Document extract
──────────────────────────────

# Watching mares....



## spindleberry (Apr 26, 2013)

Who all has their mares on cameras? I've always wanted to get one for the goats so I could watch them from the house (we kid them out early winter so it's cold lol) It would be nice to be able to check on Sugar from the house instead of walking down to the barn...lol however I am just wondering about the cameras...are they hard to set up? Are they expensive?

Thanks


----------



## Eagle (Apr 26, 2013)

Cams are not expensive and they are very easy to set up. You can stream them online for free now with Ustream or pay and go through Marewatchers.

You can buy a security cam or a baby monitor.


----------



## spindleberry (Apr 26, 2013)

How do you stream them online? If I do that, will I be able to see it through my cell phone? (I have a Samsung galaxy s2) 

Thanks!


----------



## Eagle (Apr 26, 2013)

do you have a good internet connection near the barn? Is so you just hook the cam up to your pc and then stream it online. Some cams come with the package to get them up on iphones and smart phones, if not download the app Puffin.


----------



## spindleberry (Apr 26, 2013)

I have high speed internet at the house and have the wireless router for my laptop/cell phone but I lose access to it when I walk to the barn. (Checked my phone one time.)


----------



## Eagle (Apr 26, 2013)

You will need to connect via cable then, is that possible?


----------



## targetsmom (Apr 26, 2013)

We run a cable from the barn to the house to hook the camera (we have 3 that go through one multiplexer) to the computer in the house through a "Dazzle". Wireless cams won't work here because of our wireless router and lots of wireless connections in the house. We sign up with Mare Stare(MS) because we like having other people watch but we started doing that WAY before this chat/watch board was set up. But Mare Stare will also record the birth for you and put it on You Tube so you and others can watch it any time. MS provides software and allows people to watch on IPads, etc plus regular computers. Here is our computer link: http://www.marestare.com/fcam.php?alias=ontarget Our IPad link is on the cam links thread on here.

We run the cable through sections of PVC pipe and under our deck etc. to protect it from foot traffic.


----------



## spindleberry (Apr 26, 2013)

Oh wow. Yea I am not going to be able to do that. I thought it was more simple than that. Lol thanks for the replies.


----------



## Eagle (Apr 26, 2013)

how many meters is it form the computer to where the cam would be?


----------



## spindleberry (Apr 26, 2013)

I dont know but I am not going to run a cable across the property to the house. Ill just have to walk to the barn. I thought if it was simple I could have her on camera while I was at work.and be able to see her from my phone. But ill just come home on my lunch break to check her when she gets closer.

Thanks


----------



## Eagle (Apr 26, 2013)

It depends how far it is, my cam is wireless and my computer can pic it up with no problems.


----------



## spindleberry (Apr 26, 2013)

The barn is approx 135 feet from the house.


----------



## Eagle (Apr 26, 2013)

──────────────────────────────

Listed entries
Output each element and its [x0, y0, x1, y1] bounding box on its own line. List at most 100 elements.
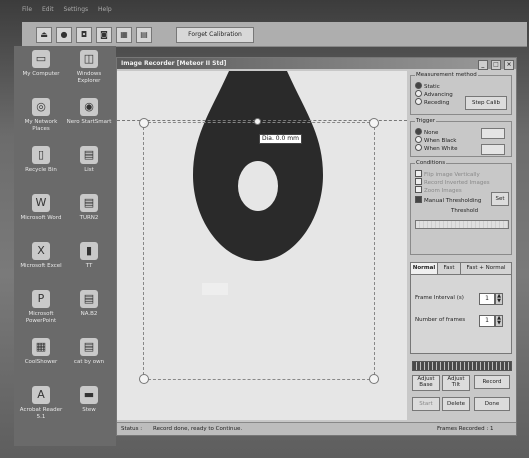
- status-bar: Status : Record done, ready to Continue.…: [117, 422, 516, 435]
- acrobat-reader-icon: A: [32, 386, 50, 404]
- desktop-icon-microsoft-excel[interactable]: X Microsoft Excel: [18, 242, 64, 270]
- coolshower-icon: ▦: [32, 338, 50, 356]
- desktop-icon-label: cat by own: [73, 359, 105, 365]
- menu-edit[interactable]: Edit: [42, 6, 54, 13]
- desktop-icon-windows-explorer[interactable]: ◫ Windows Explorer: [66, 50, 112, 85]
- desktop-icon-label: Acrobat Reader 5.1: [19, 407, 63, 420]
- desktop-icon-label: Microsoft PowerPoint: [25, 311, 57, 324]
- desktop-icon-coolshower[interactable]: ▦ CoolShower: [18, 338, 64, 366]
- turn2-icon: ▤: [80, 194, 98, 212]
- desktop-icon-recycle-bin[interactable]: ▯ Recycle Bin: [18, 146, 64, 174]
- desktop-icon-label: Windows Explorer: [76, 71, 102, 84]
- set-button[interactable]: Set: [491, 192, 509, 206]
- recycle-bin-icon: ▯: [32, 146, 50, 164]
- frames-icon[interactable]: ▤: [136, 27, 152, 43]
- desktop-icon-label: Stew: [82, 407, 96, 413]
- my-computer-icon: ▭: [32, 50, 50, 68]
- baseline-line[interactable]: [117, 120, 407, 121]
- desktop-icon-tt[interactable]: ▮ TT: [66, 242, 112, 270]
- roi-handle-bottom-right[interactable]: [369, 374, 379, 384]
- start-button[interactable]: Start: [412, 397, 440, 411]
- microsoft-powerpoint-icon: P: [32, 290, 50, 308]
- desktop-icon-stew[interactable]: ▬ Stew: [66, 386, 112, 414]
- done-button[interactable]: Done: [474, 397, 510, 411]
- desktop-icon-list[interactable]: ▤ List: [66, 146, 112, 174]
- radio-when-white[interactable]: When White: [415, 144, 458, 153]
- number-of-frames-input[interactable]: 1: [479, 315, 495, 327]
- roi-rectangle[interactable]: [143, 122, 375, 380]
- image-recorder-window: Image Recorder [Meteor II Std] _ □ × Dia…: [116, 57, 517, 436]
- desktop-icon-start-smart[interactable]: ◉ Nero StartSmart: [66, 98, 112, 126]
- desktop-icon-label: Microsoft Word: [20, 215, 62, 221]
- list-icon: ▤: [80, 146, 98, 164]
- desktop-icon-microsoft-word[interactable]: W Microsoft Word: [18, 194, 64, 222]
- desktop-icon-label: CoolShower: [24, 359, 58, 365]
- maximize-icon[interactable]: □: [490, 60, 501, 70]
- trigger-swatch-1[interactable]: [481, 128, 505, 139]
- record-button[interactable]: Record: [474, 375, 510, 389]
- check-zoom-images-label: Zoom Images: [424, 188, 462, 194]
- desktop: ▭ My Computer ◫ Windows Explorer ◎ My Network…: [14, 46, 116, 446]
- camera-icon[interactable]: ◘: [76, 27, 92, 43]
- drop-icon[interactable]: ●: [56, 27, 72, 43]
- forget-calibration-button[interactable]: Forget Calibration: [176, 27, 254, 43]
- roi-handle-top-right[interactable]: [369, 118, 379, 128]
- threshold-slider[interactable]: [415, 220, 509, 229]
- desktop-icon-turn2[interactable]: ▤ TURN2: [66, 194, 112, 222]
- start-smart-icon: ◉: [80, 98, 98, 116]
- dimension-label: Dia. 0.0 mm: [259, 134, 302, 144]
- roi-handle-bottom-left[interactable]: [139, 374, 149, 384]
- desktop-icon-label: My Network Places: [24, 119, 58, 132]
- grid-icon[interactable]: ▦: [116, 27, 132, 43]
- cat-by-own-icon: ▤: [80, 338, 98, 356]
- frame-interval-label: Frame Interval (s): [415, 295, 464, 301]
- frames-recorded: Frames Recorded : 1: [437, 426, 494, 432]
- menu-settings[interactable]: Settings: [64, 6, 89, 13]
- check-manual-thresholding[interactable]: Manual Thresholding: [415, 196, 481, 205]
- desktop-icon-cat-by-own[interactable]: ▤ cat by own: [66, 338, 112, 366]
- network-places-icon: ◎: [32, 98, 50, 116]
- trigger-swatch-2[interactable]: [481, 144, 505, 155]
- menu-help[interactable]: Help: [98, 6, 112, 13]
- image-canvas[interactable]: Dia. 0.0 mm: [117, 71, 407, 420]
- close-icon[interactable]: ×: [504, 60, 514, 70]
- desktop-icon-na-b2[interactable]: ▤ NA.B2: [66, 290, 112, 318]
- apex-marker[interactable]: [254, 118, 261, 125]
- desktop-icon-acrobat-reader[interactable]: A Acrobat Reader 5.1: [18, 386, 64, 421]
- tt-icon: ▮: [80, 242, 98, 260]
- number-of-frames-spinner[interactable]: ▲ ▼: [495, 315, 503, 327]
- frame-interval-input[interactable]: 1: [479, 293, 495, 305]
- record-progress-bar: [412, 361, 512, 371]
- desktop-icon-my-computer[interactable]: ▭ My Computer: [18, 50, 64, 78]
- control-panel: Measurement method Static Advancing Rece…: [410, 71, 512, 420]
- roi-handle-top-left[interactable]: [139, 118, 149, 128]
- stew-icon: ▬: [80, 386, 98, 404]
- desktop-icon-label: NA.B2: [80, 311, 98, 317]
- conditions-group: Conditions Flip image Vertically Record …: [410, 160, 512, 255]
- adjust-base-button[interactable]: Adjust Base: [412, 375, 440, 391]
- check-zoom-images[interactable]: Zoom Images: [415, 186, 462, 195]
- measurement-method-title: Measurement method: [415, 72, 478, 79]
- desktop-icon-label: List: [84, 167, 94, 173]
- frame-interval-spinner[interactable]: ▲ ▼: [495, 293, 503, 305]
- window-title-text: Image Recorder [Meteor II Std]: [121, 60, 227, 67]
- radio-receding[interactable]: Receding: [415, 98, 449, 107]
- menu-file[interactable]: File: [22, 6, 32, 13]
- radio-receding-label: Receding: [424, 100, 450, 106]
- number-of-frames-label: Number of frames: [415, 317, 466, 323]
- delete-button[interactable]: Delete: [442, 397, 470, 411]
- desktop-icon-label: My Computer: [22, 71, 60, 77]
- conditions-title: Conditions: [415, 160, 447, 167]
- status-label: Status :: [121, 426, 143, 432]
- trigger-title: Trigger: [415, 118, 436, 125]
- desktop-icon-microsoft-powerpoint[interactable]: P Microsoft PowerPoint: [18, 290, 64, 325]
- desktop-icon-label: Microsoft Excel: [20, 263, 62, 269]
- step-calib-button[interactable]: Step Calib: [465, 96, 507, 110]
- desktop-icon-network-places[interactable]: ◎ My Network Places: [18, 98, 64, 133]
- microsoft-word-icon: W: [32, 194, 50, 212]
- adjust-tilt-button[interactable]: Adjust Tilt: [442, 375, 470, 391]
- menu-bar: File Edit Settings Help: [22, 6, 527, 18]
- minimize-icon[interactable]: _: [477, 60, 488, 70]
- eject-icon[interactable]: ⏏: [36, 27, 52, 43]
- record-icon[interactable]: ◙: [96, 27, 112, 43]
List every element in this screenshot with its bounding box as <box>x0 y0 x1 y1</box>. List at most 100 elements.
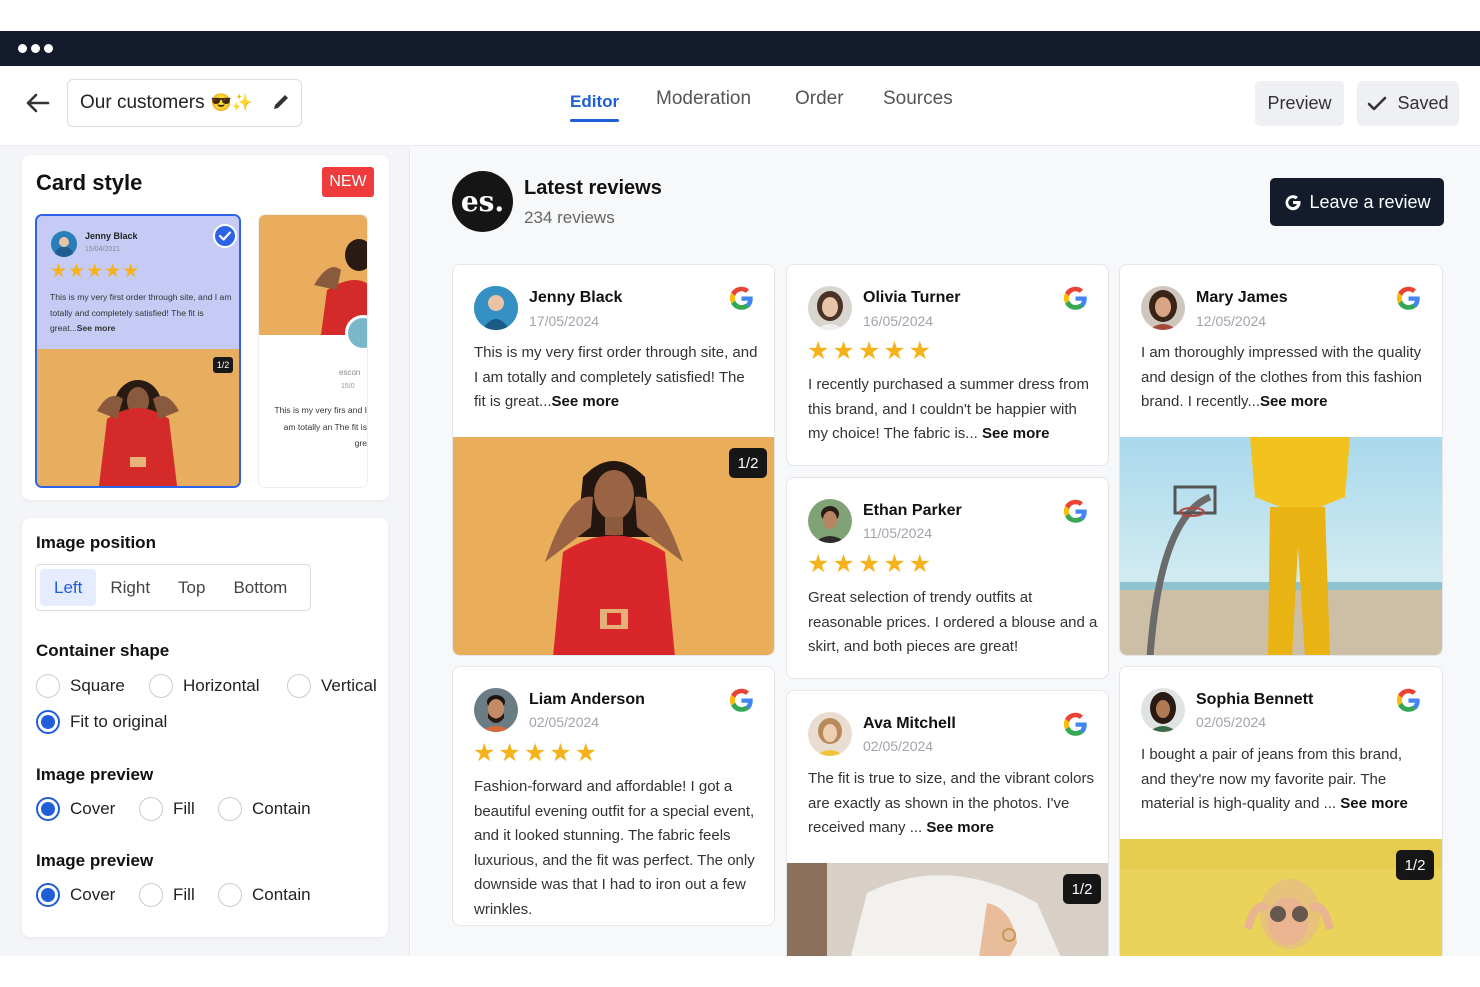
mini-name: Jenny Black <box>85 231 138 241</box>
saved-label: Saved <box>1397 93 1449 113</box>
tab-sources[interactable]: Sources <box>883 88 953 110</box>
mini-date: 15/04/2021 <box>85 246 121 253</box>
reviewer-name: Sophia Bennett <box>1196 691 1314 708</box>
star-rating: ★★★★★ <box>807 337 935 365</box>
reviewer-name: Mary James <box>1196 289 1288 306</box>
radio-contain-2[interactable]: Contain <box>218 883 311 907</box>
radio-label: Fill <box>173 885 195 904</box>
image-position-top[interactable]: Top <box>164 569 219 606</box>
radio-label: Horizontal <box>183 676 260 695</box>
saved-button[interactable]: Saved <box>1357 81 1459 126</box>
radio-circle <box>218 797 242 821</box>
radio-cover[interactable]: Cover <box>36 797 115 821</box>
review-photo[interactable] <box>1120 437 1442 655</box>
review-card[interactable]: Mary James 12/05/2024 I am thoroughly im… <box>1119 264 1443 656</box>
widget-title-field[interactable]: Our customers 😎✨ <box>67 79 302 127</box>
review-text: Fashion-forward and affordable! I got a … <box>474 778 755 918</box>
reviewer-name: Ava Mitchell <box>863 715 956 732</box>
avatar <box>1141 688 1185 732</box>
radio-label: Vertical <box>321 676 377 695</box>
container-shape-title: Container shape <box>36 641 170 660</box>
radio-contain[interactable]: Contain <box>218 797 311 821</box>
reviewer-name: Liam Anderson <box>529 691 645 708</box>
mini-date-2: 15/0 <box>341 383 355 390</box>
reviewer-name: Jenny Black <box>529 289 623 306</box>
review-date: 12/05/2024 <box>1196 313 1267 329</box>
avatar <box>474 688 518 732</box>
radio-circle-selected <box>36 710 60 734</box>
review-date: 02/05/2024 <box>1196 714 1267 730</box>
review-date: 02/05/2024 <box>863 738 934 754</box>
radio-fill-2[interactable]: Fill <box>139 883 195 907</box>
see-more-link[interactable]: See more <box>982 425 1050 442</box>
review-photo[interactable]: 1/2 <box>453 437 774 655</box>
leave-review-label: Leave a review <box>1309 191 1431 212</box>
tab-editor[interactable]: Editor <box>570 92 619 112</box>
image-position-bottom[interactable]: Bottom <box>219 569 301 606</box>
review-card[interactable]: Liam Anderson 02/05/2024 ★★★★★ Fashion-f… <box>452 666 775 926</box>
image-preview-title-2: Image preview <box>36 851 154 870</box>
window-dot-icon[interactable] <box>31 44 40 53</box>
image-position-right[interactable]: Right <box>96 569 164 606</box>
avatar <box>808 286 852 330</box>
google-icon <box>1396 688 1420 712</box>
google-icon <box>1396 286 1420 310</box>
see-more-link[interactable]: See more <box>552 393 620 410</box>
radio-fit-to-original[interactable]: Fit to original <box>36 710 167 734</box>
review-text: I recently purchased a summer dress from… <box>808 376 1089 442</box>
radio-circle <box>36 674 60 698</box>
radio-cover-2[interactable]: Cover <box>36 883 115 907</box>
preview-button[interactable]: Preview <box>1255 81 1344 126</box>
tab-moderation[interactable]: Moderation <box>656 88 751 110</box>
pencil-icon[interactable] <box>271 92 291 112</box>
radio-horizontal[interactable]: Horizontal <box>149 674 260 698</box>
review-date: 17/05/2024 <box>529 313 600 329</box>
review-card[interactable]: Jenny Black 17/05/2024 This is my very f… <box>452 264 775 656</box>
radio-square[interactable]: Square <box>36 674 125 698</box>
google-icon <box>1063 712 1087 736</box>
radio-label: Fit to original <box>70 712 168 731</box>
review-photo[interactable]: 1/2 <box>787 863 1108 969</box>
review-text: The fit is true to size, and the vibrant… <box>808 770 1094 836</box>
see-more-link[interactable]: See more <box>1260 393 1328 410</box>
review-text: I am thoroughly impressed with the quali… <box>1141 344 1423 410</box>
mini-text: This is my very first order through site… <box>50 292 232 333</box>
window-dot-icon[interactable] <box>44 44 53 53</box>
image-pager[interactable]: 1/2 <box>1396 850 1434 880</box>
radio-label: Contain <box>252 799 311 818</box>
radio-circle-selected <box>36 883 60 907</box>
mini-avatar <box>51 231 77 257</box>
review-card[interactable]: Ava Mitchell 02/05/2024 The fit is true … <box>786 690 1109 970</box>
image-position-left[interactable]: Left <box>40 569 97 606</box>
review-card[interactable]: Olivia Turner 16/05/2024 ★★★★★ I recentl… <box>786 264 1109 466</box>
radio-circle <box>218 883 242 907</box>
card-style-option[interactable]: escon 15/0 This is my very firs and I am… <box>258 214 368 488</box>
tab-order[interactable]: Order <box>795 88 844 110</box>
google-g-icon <box>1285 195 1301 211</box>
new-badge: NEW <box>322 167 374 197</box>
back-button[interactable] <box>22 90 52 116</box>
google-icon <box>1063 286 1087 310</box>
image-pager[interactable]: 1/2 <box>729 448 767 478</box>
title-emoji: 😎✨ <box>210 93 253 112</box>
radio-fill[interactable]: Fill <box>139 797 195 821</box>
review-card[interactable]: Sophia Bennett 02/05/2024 I bought a pai… <box>1119 666 1443 966</box>
avatar <box>808 712 852 756</box>
see-more-link[interactable]: See more <box>1340 795 1408 812</box>
window-dot-icon[interactable] <box>18 44 27 53</box>
mini-stars: ★★★★★ <box>50 261 141 282</box>
mini-avatar-2 <box>345 315 367 351</box>
radio-label: Fill <box>173 799 195 818</box>
radio-circle <box>149 674 173 698</box>
see-more-link[interactable]: See more <box>926 819 994 836</box>
bottom-margin <box>0 956 1480 987</box>
radio-vertical[interactable]: Vertical <box>287 674 377 698</box>
review-card[interactable]: Ethan Parker 11/05/2024 ★★★★★ Great sele… <box>786 477 1109 679</box>
star-rating: ★★★★★ <box>807 550 935 578</box>
window-chrome <box>0 31 1480 66</box>
review-photo[interactable]: 1/2 <box>1120 839 1442 965</box>
top-margin <box>0 0 1480 31</box>
leave-review-button[interactable]: Leave a review <box>1270 178 1444 226</box>
card-style-option-selected[interactable]: Jenny Black 15/04/2021 ★★★★★ This is my … <box>35 214 241 488</box>
image-pager[interactable]: 1/2 <box>1063 874 1101 904</box>
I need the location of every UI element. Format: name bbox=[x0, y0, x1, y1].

──────────────────────────────

The tasks
1. In the thread about watching mares, which app does Eagle suggest downloading when a camera does not come with a package for smartphones?
2. In the rows, render everything from the line containing "mini-name: Jenny Black" down to the line containing "reviewer-name: Sophia Bennett" as a JSON list of strings, with one string per line.

Answers given
1. Puffin

2.
[
  "mini-name: Jenny Black <box>85 231 138 241</box>",
  "saved-label: Saved <box>1397 93 1449 113</box>",
  "tab-sources[interactable]: Sources <box>883 88 953 110</box>",
  "mini-date: 15/04/2021 <box>85 246 121 253</box>",
  "reviewer-name: Sophia Bennett <box>1196 691 1314 708</box>"
]